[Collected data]
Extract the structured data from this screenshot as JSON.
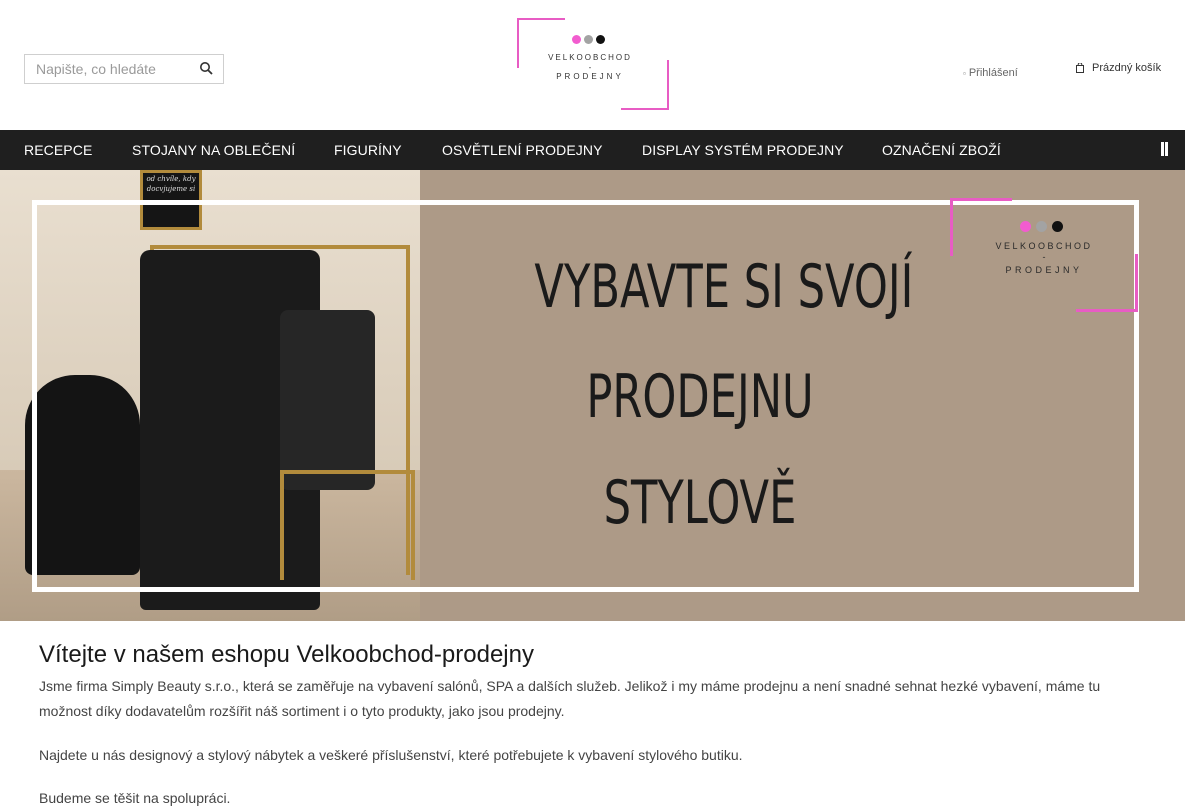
{
  "header": {
    "search_placeholder": "Napište, co hledáte",
    "logo": {
      "line1": "VELKOOBCHOD",
      "line2": "-",
      "line3": "PRODEJNY",
      "dot_colors": [
        "#f25ccf",
        "#a3a3a3",
        "#111111"
      ],
      "accent_color": "#e85cc4"
    },
    "login_label": "Přihlášení",
    "cart_label": "Prázdný košík"
  },
  "nav": {
    "items": [
      "RECEPCE",
      "STOJANY NA OBLEČENÍ",
      "FIGURÍNY",
      "OSVĚTLENÍ PRODEJNY",
      "DISPLAY SYSTÉM PRODEJNY",
      "OZNAČENÍ ZBOŽÍ"
    ],
    "more_icon": "menu-more-icon"
  },
  "banner": {
    "headline_line1": "VYBAVTE SI SVOJÍ",
    "headline_line2": "PRODEJNU",
    "headline_line3": "STYLOVĚ",
    "logo_line1": "VELKOOBCHOD",
    "logo_line2": "-",
    "logo_line3": "PRODEJNY",
    "frame_text": "od chvíle, kdy docvjujeme si"
  },
  "main": {
    "title": "Vítejte v našem eshopu Velkoobchod-prodejny",
    "paragraph1": "Jsme firma Simply Beauty s.r.o., která se zaměřuje na vybavení salónů, SPA a dalších služeb. Jelikož i my máme prodejnu a není snadné sehnat hezké vybavení, máme tu možnost díky dodavatelům rozšířit náš sortiment i o tyto produkty, jako jsou prodejny.",
    "paragraph2": "Najdete u nás designový a stylový nábytek a veškeré příslušenství, které potřebujete k vybavení stylového butiku.",
    "paragraph3": "Budeme se těšit na spolupráci."
  }
}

**Aim of the task:** Reproduce all of the data exactly; the pictures do not belong in the copy.

**Solution to this exercise:**
Extract the structured data from this screenshot as JSON.
{
  "header": {
    "search_placeholder": "Napište, co hledáte",
    "logo": {
      "line1": "VELKOOBCHOD",
      "line2": "-",
      "line3": "PRODEJNY",
      "dot_colors": [
        "#f25ccf",
        "#a3a3a3",
        "#111111"
      ],
      "accent_color": "#e85cc4"
    },
    "login_label": "Přihlášení",
    "cart_label": "Prázdný košík"
  },
  "nav": {
    "items": [
      "RECEPCE",
      "STOJANY NA OBLEČENÍ",
      "FIGURÍNY",
      "OSVĚTLENÍ PRODEJNY",
      "DISPLAY SYSTÉM PRODEJNY",
      "OZNAČENÍ ZBOŽÍ"
    ],
    "more_icon": "menu-more-icon"
  },
  "banner": {
    "headline_line1": "VYBAVTE SI SVOJÍ",
    "headline_line2": "PRODEJNU",
    "headline_line3": "STYLOVĚ",
    "logo_line1": "VELKOOBCHOD",
    "logo_line2": "-",
    "logo_line3": "PRODEJNY",
    "frame_text": "od chvíle, kdy docvjujeme si"
  },
  "main": {
    "title": "Vítejte v našem eshopu Velkoobchod-prodejny",
    "paragraph1": "Jsme firma Simply Beauty s.r.o., která se zaměřuje na vybavení salónů, SPA a dalších služeb. Jelikož i my máme prodejnu a není snadné sehnat hezké vybavení, máme tu možnost díky dodavatelům rozšířit náš sortiment i o tyto produkty, jako jsou prodejny.",
    "paragraph2": "Najdete u nás designový a stylový nábytek a veškeré příslušenství, které potřebujete k vybavení stylového butiku.",
    "paragraph3": "Budeme se těšit na spolupráci."
  }
}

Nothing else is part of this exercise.